--- START OF Input material ---

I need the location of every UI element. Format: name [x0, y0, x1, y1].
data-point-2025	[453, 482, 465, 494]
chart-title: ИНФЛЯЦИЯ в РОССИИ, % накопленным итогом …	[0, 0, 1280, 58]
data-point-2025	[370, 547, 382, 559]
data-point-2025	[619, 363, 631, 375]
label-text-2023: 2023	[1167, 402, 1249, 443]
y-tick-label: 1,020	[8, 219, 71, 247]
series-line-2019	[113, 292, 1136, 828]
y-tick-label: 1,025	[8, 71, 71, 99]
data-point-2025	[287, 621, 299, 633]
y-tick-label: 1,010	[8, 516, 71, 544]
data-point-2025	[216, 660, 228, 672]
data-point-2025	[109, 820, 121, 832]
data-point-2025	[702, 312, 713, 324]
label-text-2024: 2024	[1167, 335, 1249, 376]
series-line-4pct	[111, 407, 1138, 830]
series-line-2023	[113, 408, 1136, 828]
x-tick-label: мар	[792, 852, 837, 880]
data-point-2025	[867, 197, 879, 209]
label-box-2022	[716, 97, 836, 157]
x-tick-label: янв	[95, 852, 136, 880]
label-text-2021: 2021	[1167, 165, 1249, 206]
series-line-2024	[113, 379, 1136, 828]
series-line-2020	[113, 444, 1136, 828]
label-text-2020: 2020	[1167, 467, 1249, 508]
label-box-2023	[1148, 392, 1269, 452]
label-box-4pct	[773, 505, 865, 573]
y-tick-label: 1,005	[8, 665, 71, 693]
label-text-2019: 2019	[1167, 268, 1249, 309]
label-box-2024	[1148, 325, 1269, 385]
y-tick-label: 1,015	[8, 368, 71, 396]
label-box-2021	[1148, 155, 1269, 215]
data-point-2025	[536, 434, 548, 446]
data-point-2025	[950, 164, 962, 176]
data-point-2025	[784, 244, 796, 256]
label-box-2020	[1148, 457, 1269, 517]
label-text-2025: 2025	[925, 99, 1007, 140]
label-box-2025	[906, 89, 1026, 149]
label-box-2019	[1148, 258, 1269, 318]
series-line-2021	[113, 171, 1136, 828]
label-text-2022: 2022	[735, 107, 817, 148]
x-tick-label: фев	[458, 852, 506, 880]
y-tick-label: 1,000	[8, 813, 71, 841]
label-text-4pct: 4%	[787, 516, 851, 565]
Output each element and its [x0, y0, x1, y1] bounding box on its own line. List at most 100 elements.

--- END OF Input material ---
--- START OF Input material ---

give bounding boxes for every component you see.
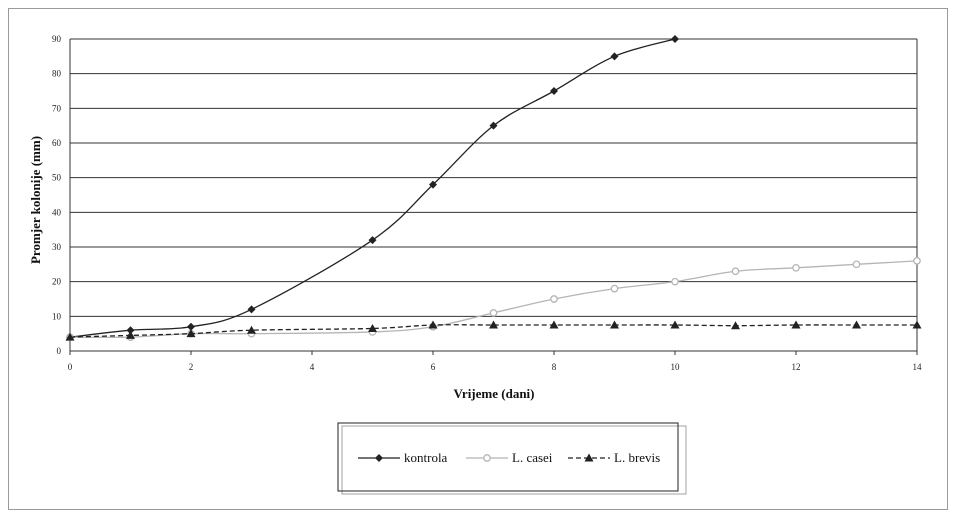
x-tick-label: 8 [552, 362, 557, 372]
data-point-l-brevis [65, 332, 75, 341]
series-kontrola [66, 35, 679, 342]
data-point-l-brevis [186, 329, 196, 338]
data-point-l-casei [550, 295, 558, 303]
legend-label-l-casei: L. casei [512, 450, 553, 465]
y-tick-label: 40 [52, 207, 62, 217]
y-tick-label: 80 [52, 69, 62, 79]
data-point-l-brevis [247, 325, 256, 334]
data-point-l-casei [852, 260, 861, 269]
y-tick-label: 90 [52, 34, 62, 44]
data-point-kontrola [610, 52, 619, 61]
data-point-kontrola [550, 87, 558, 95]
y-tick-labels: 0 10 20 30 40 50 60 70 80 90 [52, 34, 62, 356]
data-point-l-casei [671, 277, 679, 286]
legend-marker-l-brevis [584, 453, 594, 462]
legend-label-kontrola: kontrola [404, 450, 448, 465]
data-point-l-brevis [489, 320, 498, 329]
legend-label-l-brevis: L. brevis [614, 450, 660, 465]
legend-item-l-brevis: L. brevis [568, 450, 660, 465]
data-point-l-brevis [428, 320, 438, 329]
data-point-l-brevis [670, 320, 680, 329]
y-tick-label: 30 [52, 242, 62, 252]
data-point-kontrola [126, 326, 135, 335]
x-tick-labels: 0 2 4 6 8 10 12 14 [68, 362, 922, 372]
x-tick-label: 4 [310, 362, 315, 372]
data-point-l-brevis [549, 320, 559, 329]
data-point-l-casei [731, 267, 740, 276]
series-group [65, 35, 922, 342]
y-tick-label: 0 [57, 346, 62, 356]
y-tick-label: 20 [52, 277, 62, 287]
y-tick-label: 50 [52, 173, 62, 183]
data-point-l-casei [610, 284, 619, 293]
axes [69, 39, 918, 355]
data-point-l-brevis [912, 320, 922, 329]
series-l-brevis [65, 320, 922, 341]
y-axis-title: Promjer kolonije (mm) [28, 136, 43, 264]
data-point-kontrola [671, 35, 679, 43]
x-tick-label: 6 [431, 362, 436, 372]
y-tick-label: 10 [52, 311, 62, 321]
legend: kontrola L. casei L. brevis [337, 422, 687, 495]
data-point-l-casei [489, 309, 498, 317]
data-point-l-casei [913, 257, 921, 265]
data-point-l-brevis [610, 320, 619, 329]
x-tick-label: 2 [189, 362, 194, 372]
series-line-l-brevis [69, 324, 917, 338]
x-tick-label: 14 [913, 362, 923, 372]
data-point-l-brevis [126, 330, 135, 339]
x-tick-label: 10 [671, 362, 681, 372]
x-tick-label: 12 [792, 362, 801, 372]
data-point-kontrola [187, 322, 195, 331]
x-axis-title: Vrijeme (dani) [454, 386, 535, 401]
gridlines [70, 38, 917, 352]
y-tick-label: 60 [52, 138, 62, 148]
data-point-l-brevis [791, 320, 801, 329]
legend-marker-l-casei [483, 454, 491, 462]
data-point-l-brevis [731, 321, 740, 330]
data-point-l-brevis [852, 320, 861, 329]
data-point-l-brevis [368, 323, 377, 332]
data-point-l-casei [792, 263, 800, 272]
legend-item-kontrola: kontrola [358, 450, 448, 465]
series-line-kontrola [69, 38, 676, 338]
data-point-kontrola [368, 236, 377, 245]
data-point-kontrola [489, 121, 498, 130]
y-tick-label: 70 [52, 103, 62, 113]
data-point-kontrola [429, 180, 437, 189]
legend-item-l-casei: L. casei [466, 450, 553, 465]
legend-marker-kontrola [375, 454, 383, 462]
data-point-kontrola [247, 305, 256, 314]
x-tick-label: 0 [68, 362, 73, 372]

--- END OF Input material ---

Written exercise: Please edit the data from the line with "x-tick-label: 8 [552, 362, 557, 372]" up to and including the line with "y-tick-label: 40 [52, 207, 62, 217]" so that "data-point" becomes "point" everywhere in that span. Leave everything else unchanged and return only those lines.

Reply to the exercise:
x-tick-label: 8 [552, 362, 557, 372]
point-l-brevis [65, 332, 75, 341]
series-kontrola [66, 35, 679, 342]
point-l-brevis [186, 329, 196, 338]
point-l-casei [550, 295, 558, 303]
legend-label-l-casei: L. casei [512, 450, 553, 465]
y-tick-label: 40 [52, 207, 62, 217]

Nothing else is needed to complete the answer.